DATA PROVIDED -
+ + + + + + +
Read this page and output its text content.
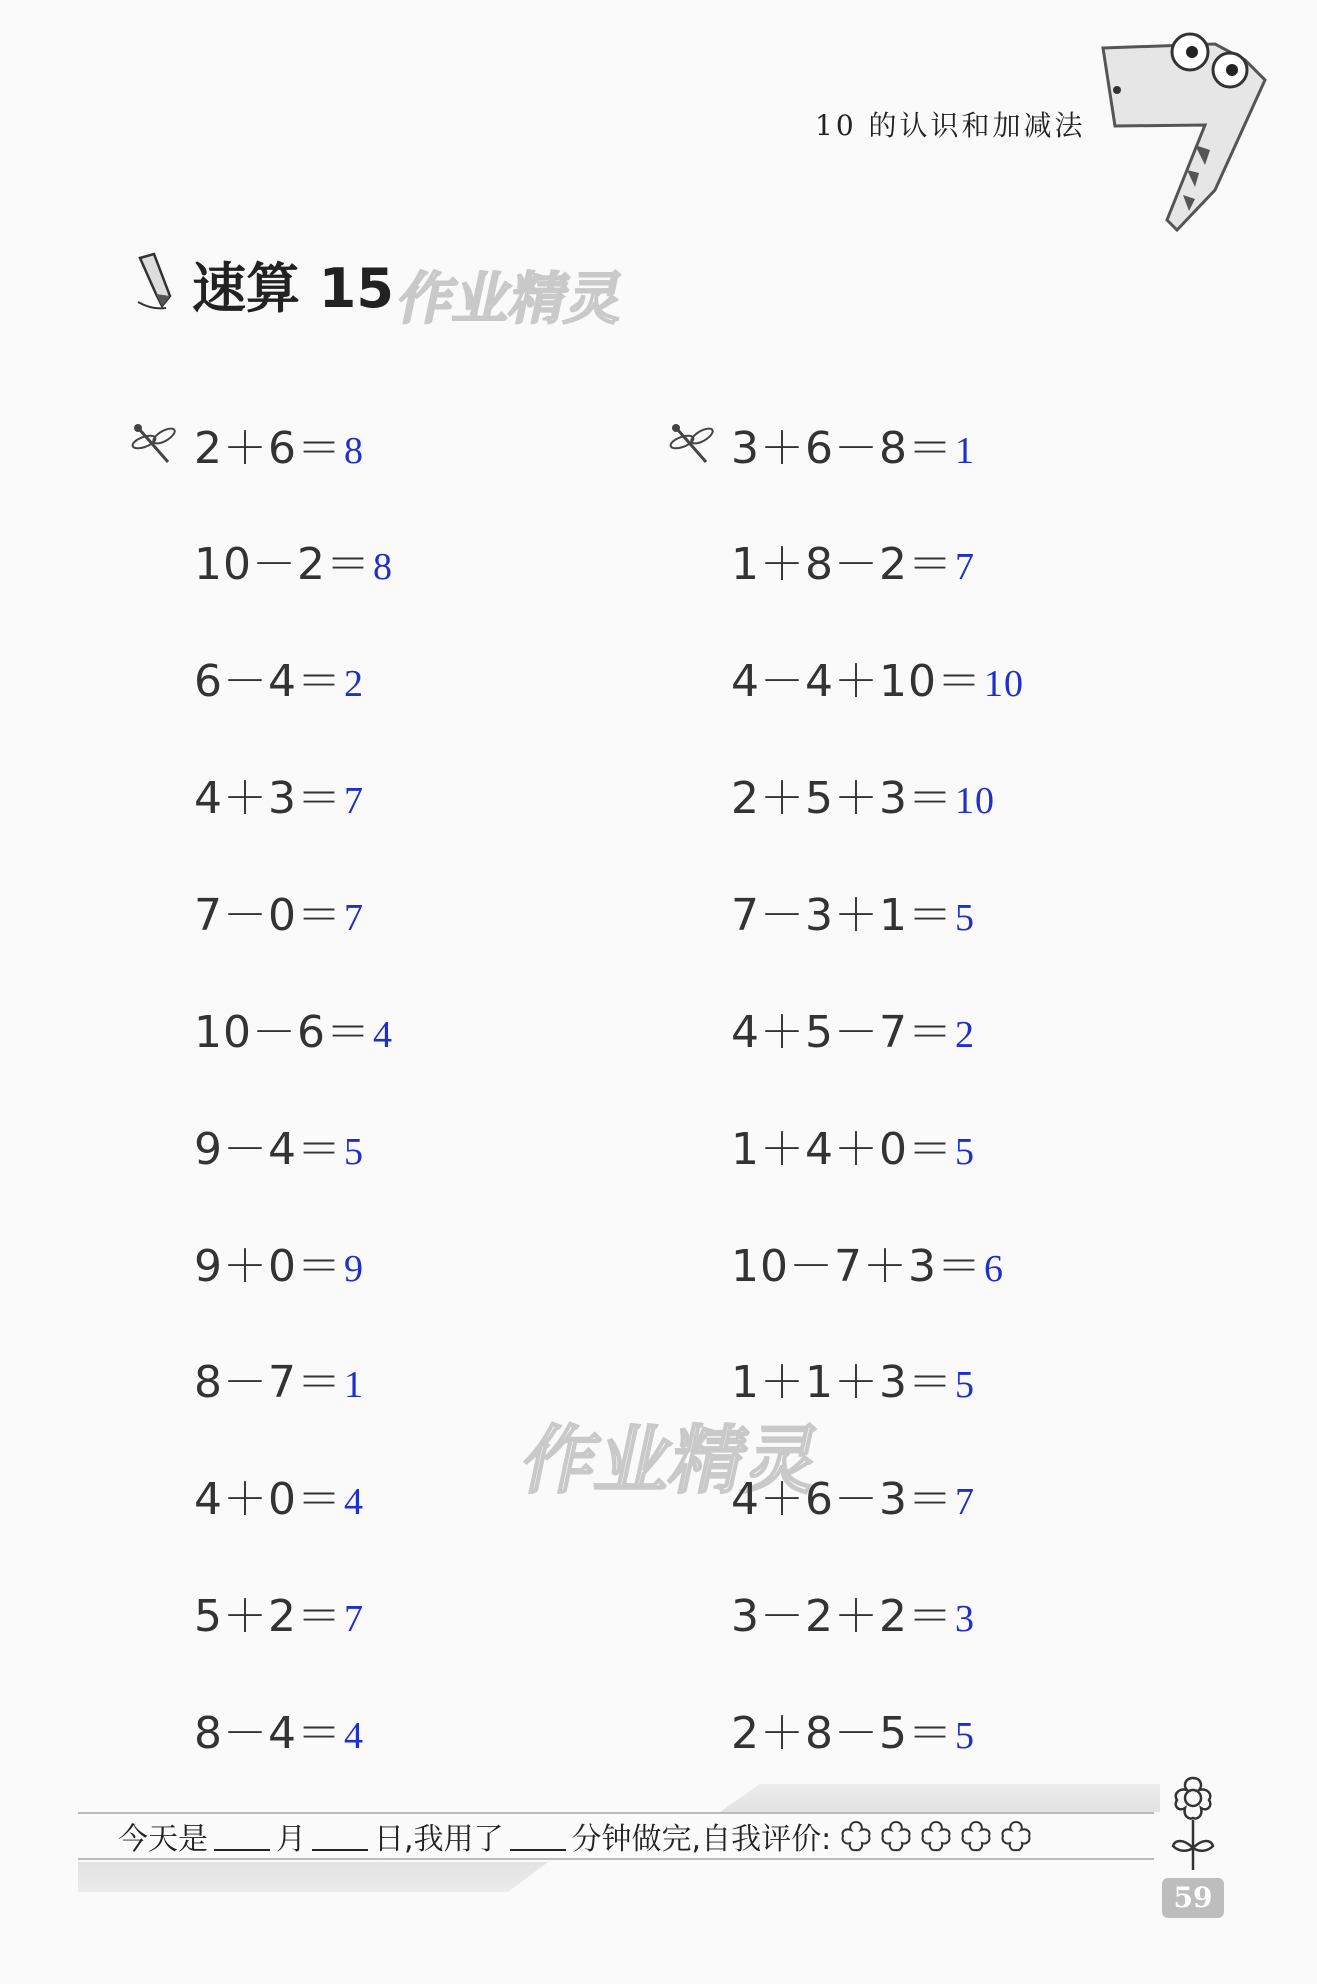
10 的认识和加减法
速算 15
作业精灵
作业精灵
2＋6＝8
10－2＝8
6－4＝2
4＋3＝7
7－0＝7
10－6＝4
9－4＝5
9＋0＝9
8－7＝1
4＋0＝4
5＋2＝7
8－4＝4
3＋6－8＝1
1＋8－2＝7
4－4＋10＝10
2＋5＋3＝10
7－3＋1＝5
4＋5－7＝2
1＋4＋0＝5
10－7＋3＝6
1＋1＋3＝5
4＋6－3＝7
3－2＋2＝3
2＋8－5＝5
今天是 月 日,我用了 分钟做完,自我评价:
59
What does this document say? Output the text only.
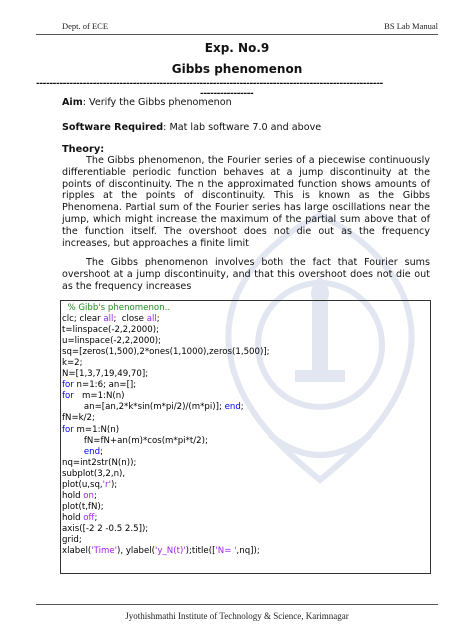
Dept. of ECE	BS Lab Manual
Exp. No.9
Gibbs phenomenon
--------------------------------------------------------------------------------------------------------
----------------
Aim: Verify the Gibbs phenomenon
Software Required: Mat lab software 7.0 and above
Theory:
The Gibbs phenomenon, the Fourier series of a piecewise continuously differentiable periodic function behaves at a jump discontinuity at the points of discontinuity. The n the approximated function shows amounts of ripples at the points of discontinuity. This is known as the Gibbs Phenomena. Partial sum of the Fourier series has large oscillations near the jump, which might increase the maximum of the partial sum above that of the function itself. The overshoot does not die out as the frequency increases, but approaches a finite limit
The Gibbs phenomenon involves both the fact that Fourier sums overshoot at a jump discontinuity, and that this overshoot does not die out as the frequency increases
% Gibb's phenomenon..
clc; clear all;  close all;
t=linspace(-2,2,2000);
u=linspace(-2,2,2000);
sq=[zeros(1,500),2*ones(1,1000),zeros(1,500)];
k=2;
N=[1,3,7,19,49,70];
for n=1:6; an=[];
for   m=1:N(n)
an=[an,2*k*sin(m*pi/2)/(m*pi)]; end;
fN=k/2;
for m=1:N(n)
fN=fN+an(m)*cos(m*pi*t/2);
end;
nq=int2str(N(n));
subplot(3,2,n),
plot(u,sq,'r');
hold on;
plot(t,fN);
hold off;
axis([-2 2 -0.5 2.5]);
grid;
xlabel('Time'), ylabel('y_N(t)');title(['N= ',nq]);
Jyothishmathi Institute of Technology & Science, Karimnagar
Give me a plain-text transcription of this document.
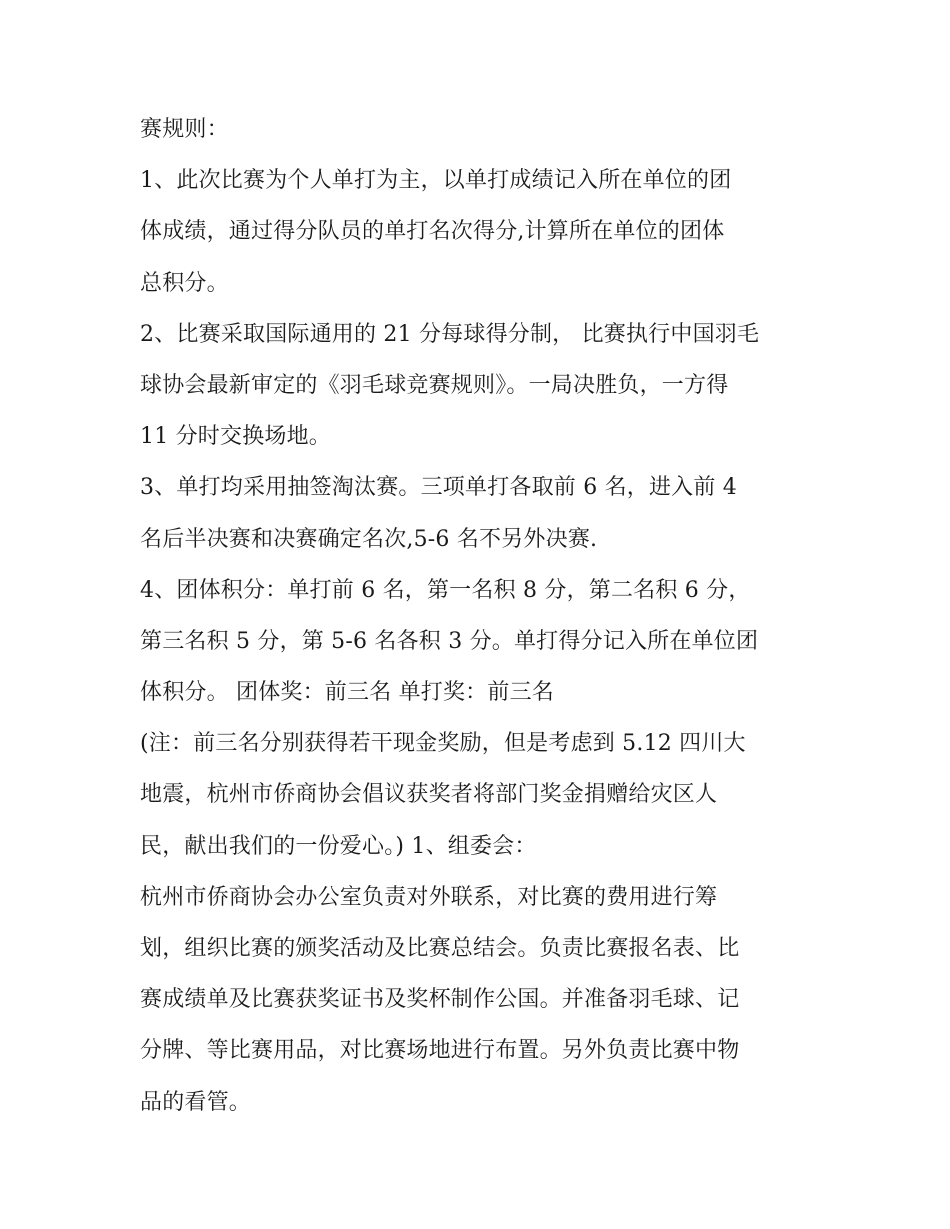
赛规则：
1、此次比赛为个人单打为主，以单打成绩记入所在单位的团
体成绩，通过得分队员的单打名次得分,计算所在单位的团体
总积分。
2、比赛采取国际通用的 21 分每球得分制， 比赛执行中国羽毛
球协会最新审定的《羽毛球竞赛规则》。一局决胜负，一方得
11 分时交换场地。
3、单打均采用抽签淘汰赛。三项单打各取前 6 名，进入前 4
名后半决赛和决赛确定名次,5-6 名不另外决赛.
4、团体积分：单打前 6 名，第一名积 8 分，第二名积 6 分，
第三名积 5 分，第 5-6 名各积 3 分。单打得分记入所在单位团
体积分。 团体奖：前三名 单打奖：前三名
(注：前三名分别获得若干现金奖励，但是考虑到 5.12 四川大
地震，杭州市侨商协会倡议获奖者将部门奖金捐赠给灾区人
民，献出我们的一份爱心。) 1、组委会：
杭州市侨商协会办公室负责对外联系，对比赛的费用进行筹
划，组织比赛的颁奖活动及比赛总结会。负责比赛报名表、比
赛成绩单及比赛获奖证书及奖杯制作公国。并准备羽毛球、记
分牌、等比赛用品，对比赛场地进行布置。另外负责比赛中物
品的看管。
+ + + + + + +
DIRECTIONS FOR THIS TASK - List all lines holding the string "text".

RESPONSE TO THIS TASK -
Read this page and output its text content.
What does this document say? Output the text only.
Give me a plain-text transcription of this document.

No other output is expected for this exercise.